* **What the task requires**
Pull out every line below that holds the word "strained".

──────

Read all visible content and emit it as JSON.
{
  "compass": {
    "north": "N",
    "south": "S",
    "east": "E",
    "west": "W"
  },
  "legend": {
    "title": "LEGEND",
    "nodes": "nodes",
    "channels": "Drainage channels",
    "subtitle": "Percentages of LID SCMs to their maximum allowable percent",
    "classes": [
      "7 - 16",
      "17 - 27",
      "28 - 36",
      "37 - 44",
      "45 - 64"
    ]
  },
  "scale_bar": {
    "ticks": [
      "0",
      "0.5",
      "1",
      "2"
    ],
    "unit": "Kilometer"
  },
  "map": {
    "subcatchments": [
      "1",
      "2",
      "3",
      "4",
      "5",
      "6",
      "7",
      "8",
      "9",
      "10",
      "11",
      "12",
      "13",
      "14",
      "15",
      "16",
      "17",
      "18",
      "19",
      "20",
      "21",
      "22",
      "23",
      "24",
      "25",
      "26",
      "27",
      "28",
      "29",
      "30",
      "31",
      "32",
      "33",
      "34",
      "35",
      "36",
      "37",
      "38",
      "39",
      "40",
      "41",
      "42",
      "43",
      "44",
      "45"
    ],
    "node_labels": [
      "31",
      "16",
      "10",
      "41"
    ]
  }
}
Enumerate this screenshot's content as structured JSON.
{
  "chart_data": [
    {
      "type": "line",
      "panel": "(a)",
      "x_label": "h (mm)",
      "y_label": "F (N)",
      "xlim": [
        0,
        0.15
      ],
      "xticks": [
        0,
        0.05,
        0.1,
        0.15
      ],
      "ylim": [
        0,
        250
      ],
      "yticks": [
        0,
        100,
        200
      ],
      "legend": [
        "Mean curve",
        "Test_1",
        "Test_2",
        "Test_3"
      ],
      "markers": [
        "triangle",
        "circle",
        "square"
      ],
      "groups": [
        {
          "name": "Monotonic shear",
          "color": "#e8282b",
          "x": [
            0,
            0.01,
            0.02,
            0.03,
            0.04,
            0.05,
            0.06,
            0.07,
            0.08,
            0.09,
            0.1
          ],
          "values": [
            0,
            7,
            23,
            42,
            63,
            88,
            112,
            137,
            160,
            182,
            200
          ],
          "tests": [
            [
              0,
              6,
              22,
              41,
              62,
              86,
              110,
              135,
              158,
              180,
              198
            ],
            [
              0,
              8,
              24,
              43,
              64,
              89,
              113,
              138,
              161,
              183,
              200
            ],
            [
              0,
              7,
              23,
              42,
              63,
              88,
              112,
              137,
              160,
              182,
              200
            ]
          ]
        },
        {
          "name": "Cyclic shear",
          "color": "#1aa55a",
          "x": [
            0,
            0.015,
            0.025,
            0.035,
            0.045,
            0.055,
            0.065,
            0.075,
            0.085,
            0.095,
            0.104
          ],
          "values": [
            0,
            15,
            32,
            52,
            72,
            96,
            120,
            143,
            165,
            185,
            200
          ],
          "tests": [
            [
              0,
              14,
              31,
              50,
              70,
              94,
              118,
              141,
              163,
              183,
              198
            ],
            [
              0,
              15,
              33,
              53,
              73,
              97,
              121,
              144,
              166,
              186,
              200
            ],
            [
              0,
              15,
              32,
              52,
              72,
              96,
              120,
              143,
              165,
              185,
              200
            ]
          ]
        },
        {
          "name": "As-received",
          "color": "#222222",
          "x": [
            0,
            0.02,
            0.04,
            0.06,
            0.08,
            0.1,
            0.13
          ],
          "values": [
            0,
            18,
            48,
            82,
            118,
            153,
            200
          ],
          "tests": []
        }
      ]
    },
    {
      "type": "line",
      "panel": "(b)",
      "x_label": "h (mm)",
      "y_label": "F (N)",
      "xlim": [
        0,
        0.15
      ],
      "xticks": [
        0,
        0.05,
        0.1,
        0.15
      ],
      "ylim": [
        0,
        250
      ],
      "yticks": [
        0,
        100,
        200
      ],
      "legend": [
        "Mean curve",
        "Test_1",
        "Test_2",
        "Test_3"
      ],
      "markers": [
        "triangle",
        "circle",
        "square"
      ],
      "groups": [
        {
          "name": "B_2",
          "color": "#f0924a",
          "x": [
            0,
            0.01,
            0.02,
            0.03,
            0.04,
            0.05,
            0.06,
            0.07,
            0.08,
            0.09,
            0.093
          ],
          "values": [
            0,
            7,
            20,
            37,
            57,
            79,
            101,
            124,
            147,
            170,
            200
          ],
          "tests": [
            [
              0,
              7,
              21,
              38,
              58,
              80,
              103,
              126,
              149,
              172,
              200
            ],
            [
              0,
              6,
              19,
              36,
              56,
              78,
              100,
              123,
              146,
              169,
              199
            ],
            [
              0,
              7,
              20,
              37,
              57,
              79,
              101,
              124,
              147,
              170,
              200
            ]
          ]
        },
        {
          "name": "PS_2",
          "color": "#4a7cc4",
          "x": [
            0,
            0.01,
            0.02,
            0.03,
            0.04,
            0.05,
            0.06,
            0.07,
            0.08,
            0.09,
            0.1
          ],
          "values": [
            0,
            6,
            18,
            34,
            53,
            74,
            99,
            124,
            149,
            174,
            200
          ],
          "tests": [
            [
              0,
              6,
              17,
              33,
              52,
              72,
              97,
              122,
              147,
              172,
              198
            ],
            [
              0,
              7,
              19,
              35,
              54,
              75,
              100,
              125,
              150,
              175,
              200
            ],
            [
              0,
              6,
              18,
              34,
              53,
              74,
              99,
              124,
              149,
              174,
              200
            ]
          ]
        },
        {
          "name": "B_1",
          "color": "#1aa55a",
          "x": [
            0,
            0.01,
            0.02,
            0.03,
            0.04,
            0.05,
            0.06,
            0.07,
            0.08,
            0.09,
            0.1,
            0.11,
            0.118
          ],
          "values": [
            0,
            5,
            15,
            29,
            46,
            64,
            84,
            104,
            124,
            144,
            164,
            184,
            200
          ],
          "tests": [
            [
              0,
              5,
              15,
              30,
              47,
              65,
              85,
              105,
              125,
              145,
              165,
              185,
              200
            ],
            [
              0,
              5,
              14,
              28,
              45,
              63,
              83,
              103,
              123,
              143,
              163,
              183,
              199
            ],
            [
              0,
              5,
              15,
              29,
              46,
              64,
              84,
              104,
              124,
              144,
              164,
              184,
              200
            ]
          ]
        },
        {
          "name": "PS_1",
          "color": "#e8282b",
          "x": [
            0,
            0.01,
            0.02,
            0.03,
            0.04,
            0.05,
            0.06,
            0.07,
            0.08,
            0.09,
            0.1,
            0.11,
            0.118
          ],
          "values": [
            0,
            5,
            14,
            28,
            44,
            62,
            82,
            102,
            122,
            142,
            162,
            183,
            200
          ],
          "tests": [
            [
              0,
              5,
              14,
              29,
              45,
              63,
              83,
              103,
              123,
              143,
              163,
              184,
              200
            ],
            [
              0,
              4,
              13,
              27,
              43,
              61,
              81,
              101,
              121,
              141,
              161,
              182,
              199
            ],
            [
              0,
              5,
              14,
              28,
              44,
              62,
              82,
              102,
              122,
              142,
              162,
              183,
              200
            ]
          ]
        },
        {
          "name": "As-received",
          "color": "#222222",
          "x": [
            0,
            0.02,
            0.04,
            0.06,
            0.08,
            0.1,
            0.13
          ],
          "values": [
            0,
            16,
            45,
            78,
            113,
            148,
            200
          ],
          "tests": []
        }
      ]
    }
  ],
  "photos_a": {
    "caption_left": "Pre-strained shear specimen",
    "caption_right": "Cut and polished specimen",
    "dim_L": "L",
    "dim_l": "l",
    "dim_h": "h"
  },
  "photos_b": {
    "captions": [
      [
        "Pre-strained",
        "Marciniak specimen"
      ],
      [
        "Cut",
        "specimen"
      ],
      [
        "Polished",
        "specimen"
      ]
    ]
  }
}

──────

* **The reply**
    "caption_left": "Pre-strained shear specimen",
        "Pre-strained",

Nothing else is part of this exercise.